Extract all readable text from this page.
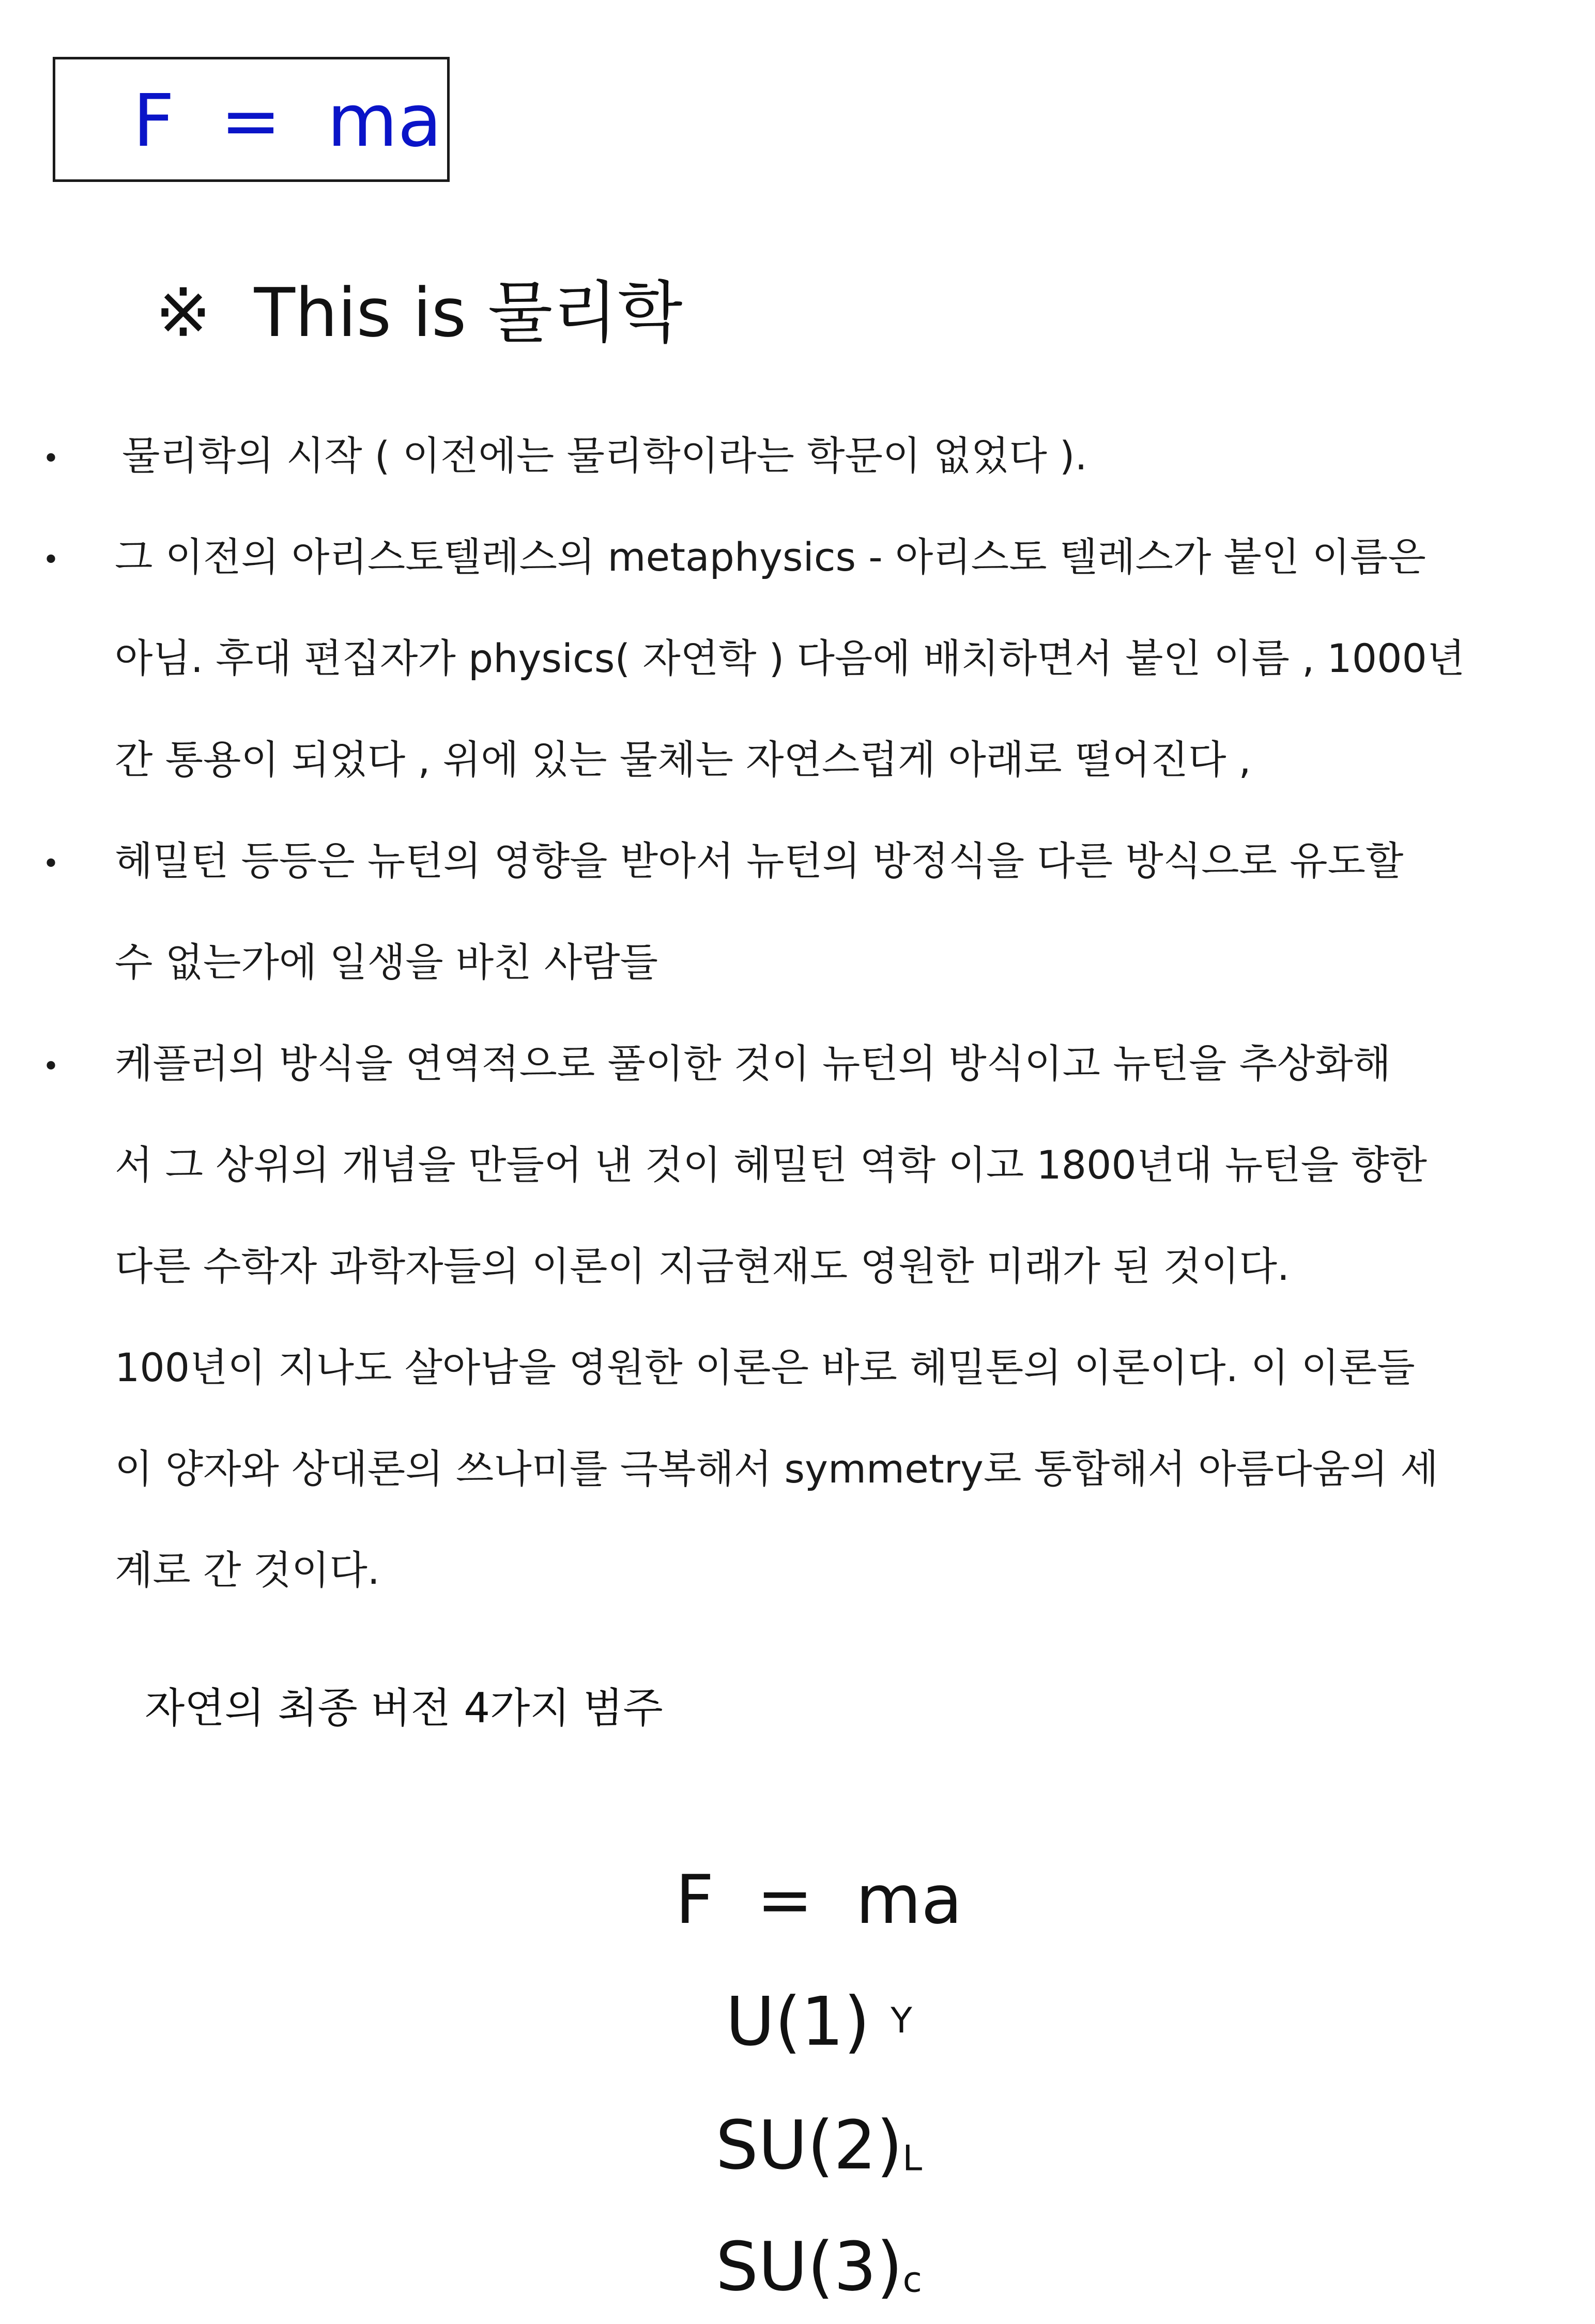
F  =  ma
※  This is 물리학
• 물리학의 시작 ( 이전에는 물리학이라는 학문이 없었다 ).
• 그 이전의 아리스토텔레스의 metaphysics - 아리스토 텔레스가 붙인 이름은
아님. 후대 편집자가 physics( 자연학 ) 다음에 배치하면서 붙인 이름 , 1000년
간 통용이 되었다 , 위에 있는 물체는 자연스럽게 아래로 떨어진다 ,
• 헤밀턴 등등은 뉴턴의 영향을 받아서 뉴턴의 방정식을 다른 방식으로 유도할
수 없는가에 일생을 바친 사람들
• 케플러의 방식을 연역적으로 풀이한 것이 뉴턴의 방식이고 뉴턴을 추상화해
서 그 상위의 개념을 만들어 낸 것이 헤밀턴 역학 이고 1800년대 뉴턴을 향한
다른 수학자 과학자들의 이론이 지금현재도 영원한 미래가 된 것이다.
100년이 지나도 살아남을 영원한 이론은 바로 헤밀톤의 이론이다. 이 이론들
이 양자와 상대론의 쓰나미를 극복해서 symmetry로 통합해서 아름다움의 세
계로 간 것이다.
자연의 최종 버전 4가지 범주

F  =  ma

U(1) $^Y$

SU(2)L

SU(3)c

[Work to be completed]
Reproduce every record above exactly, omitting the pictures.

[Solution to the exercise]
Extract all readable text from this page.
F  =  ma
※  This is 물리학
• 물리학의 시작 ( 이전에는 물리학이라는 학문이 없었다 ).
• 그 이전의 아리스토텔레스의 metaphysics - 아리스토 텔레스가 붙인 이름은
아님. 후대 편집자가 physics( 자연학 ) 다음에 배치하면서 붙인 이름 , 1000년
간 통용이 되었다 , 위에 있는 물체는 자연스럽게 아래로 떨어진다 ,
• 헤밀턴 등등은 뉴턴의 영향을 받아서 뉴턴의 방정식을 다른 방식으로 유도할
수 없는가에 일생을 바친 사람들
• 케플러의 방식을 연역적으로 풀이한 것이 뉴턴의 방식이고 뉴턴을 추상화해
서 그 상위의 개념을 만들어 낸 것이 헤밀턴 역학 이고 1800년대 뉴턴을 향한
다른 수학자 과학자들의 이론이 지금현재도 영원한 미래가 된 것이다.
100년이 지나도 살아남을 영원한 이론은 바로 헤밀톤의 이론이다. 이 이론들
이 양자와 상대론의 쓰나미를 극복해서 symmetry로 통합해서 아름다움의 세
계로 간 것이다.
자연의 최종 버전 4가지 범주

F  =  ma

U(1) $^Y$

SU(2)L

SU(3)c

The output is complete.